● Entries taken from a collection
━━━━

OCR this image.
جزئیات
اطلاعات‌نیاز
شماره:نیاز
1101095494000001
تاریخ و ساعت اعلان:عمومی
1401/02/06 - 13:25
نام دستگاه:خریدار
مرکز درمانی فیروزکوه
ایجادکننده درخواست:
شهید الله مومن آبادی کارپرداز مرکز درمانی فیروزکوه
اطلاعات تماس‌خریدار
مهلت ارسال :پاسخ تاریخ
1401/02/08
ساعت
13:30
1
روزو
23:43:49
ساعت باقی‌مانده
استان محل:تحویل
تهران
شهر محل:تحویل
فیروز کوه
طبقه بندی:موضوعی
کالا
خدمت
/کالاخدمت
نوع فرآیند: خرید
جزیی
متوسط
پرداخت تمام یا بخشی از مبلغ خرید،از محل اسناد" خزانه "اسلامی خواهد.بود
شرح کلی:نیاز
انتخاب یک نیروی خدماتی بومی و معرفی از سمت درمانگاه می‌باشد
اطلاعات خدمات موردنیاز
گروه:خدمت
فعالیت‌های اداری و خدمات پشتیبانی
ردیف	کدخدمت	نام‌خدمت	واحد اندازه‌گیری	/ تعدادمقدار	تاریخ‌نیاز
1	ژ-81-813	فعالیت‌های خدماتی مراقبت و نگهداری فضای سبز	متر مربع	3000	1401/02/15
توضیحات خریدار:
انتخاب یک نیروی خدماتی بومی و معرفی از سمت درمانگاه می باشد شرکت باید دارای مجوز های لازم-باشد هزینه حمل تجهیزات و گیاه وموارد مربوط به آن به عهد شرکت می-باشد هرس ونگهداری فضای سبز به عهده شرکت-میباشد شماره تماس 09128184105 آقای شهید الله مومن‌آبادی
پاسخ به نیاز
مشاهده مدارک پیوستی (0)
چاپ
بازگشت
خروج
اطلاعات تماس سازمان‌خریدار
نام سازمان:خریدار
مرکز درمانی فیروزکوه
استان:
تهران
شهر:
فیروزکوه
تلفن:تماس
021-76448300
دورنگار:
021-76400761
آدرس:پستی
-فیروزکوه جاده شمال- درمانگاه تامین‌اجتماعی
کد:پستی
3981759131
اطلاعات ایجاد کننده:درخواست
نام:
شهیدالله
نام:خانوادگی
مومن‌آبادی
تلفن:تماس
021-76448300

━━━━

● Given instruction
Repeat the data verbatim.

● Correct output
OCR this image.
جزئیات
اطلاعات‌نیاز
شماره:نیاز
1101095494000001
تاریخ و ساعت اعلان:عمومی
1401/02/06 - 13:25
نام دستگاه:خریدار
مرکز درمانی فیروزکوه
ایجادکننده درخواست:
شهید الله مومن آبادی کارپرداز مرکز درمانی فیروزکوه
اطلاعات تماس‌خریدار
مهلت ارسال :پاسخ تاریخ
1401/02/08
ساعت
13:30
1
روزو
23:43:49
ساعت باقی‌مانده
استان محل:تحویل
تهران
شهر محل:تحویل
فیروز کوه
طبقه بندی:موضوعی
کالا
خدمت
/کالاخدمت
نوع فرآیند: خرید
جزیی
متوسط
پرداخت تمام یا بخشی از مبلغ خرید،از محل اسناد" خزانه "اسلامی خواهد.بود
شرح کلی:نیاز
انتخاب یک نیروی خدماتی بومی و معرفی از سمت درمانگاه می‌باشد
اطلاعات خدمات موردنیاز
گروه:خدمت
فعالیت‌های اداری و خدمات پشتیبانی
ردیف	کدخدمت	نام‌خدمت	واحد اندازه‌گیری	/ تعدادمقدار	تاریخ‌نیاز
1	ژ-81-813	فعالیت‌های خدماتی مراقبت و نگهداری فضای سبز	متر مربع	3000	1401/02/15
توضیحات خریدار:
انتخاب یک نیروی خدماتی بومی و معرفی از سمت درمانگاه می باشد شرکت باید دارای مجوز های لازم-باشد هزینه حمل تجهیزات و گیاه وموارد مربوط به آن به عهد شرکت می-باشد هرس ونگهداری فضای سبز به عهده شرکت-میباشد شماره تماس 09128184105 آقای شهید الله مومن‌آبادی
پاسخ به نیاز
مشاهده مدارک پیوستی (0)
چاپ
بازگشت
خروج
اطلاعات تماس سازمان‌خریدار
نام سازمان:خریدار
مرکز درمانی فیروزکوه
استان:
تهران
شهر:
فیروزکوه
تلفن:تماس
021-76448300
دورنگار:
021-76400761
آدرس:پستی
-فیروزکوه جاده شمال- درمانگاه تامین‌اجتماعی
کد:پستی
3981759131
اطلاعات ایجاد کننده:درخواست
نام:
شهیدالله
نام:خانوادگی
مومن‌آبادی
تلفن:تماس
021-76448300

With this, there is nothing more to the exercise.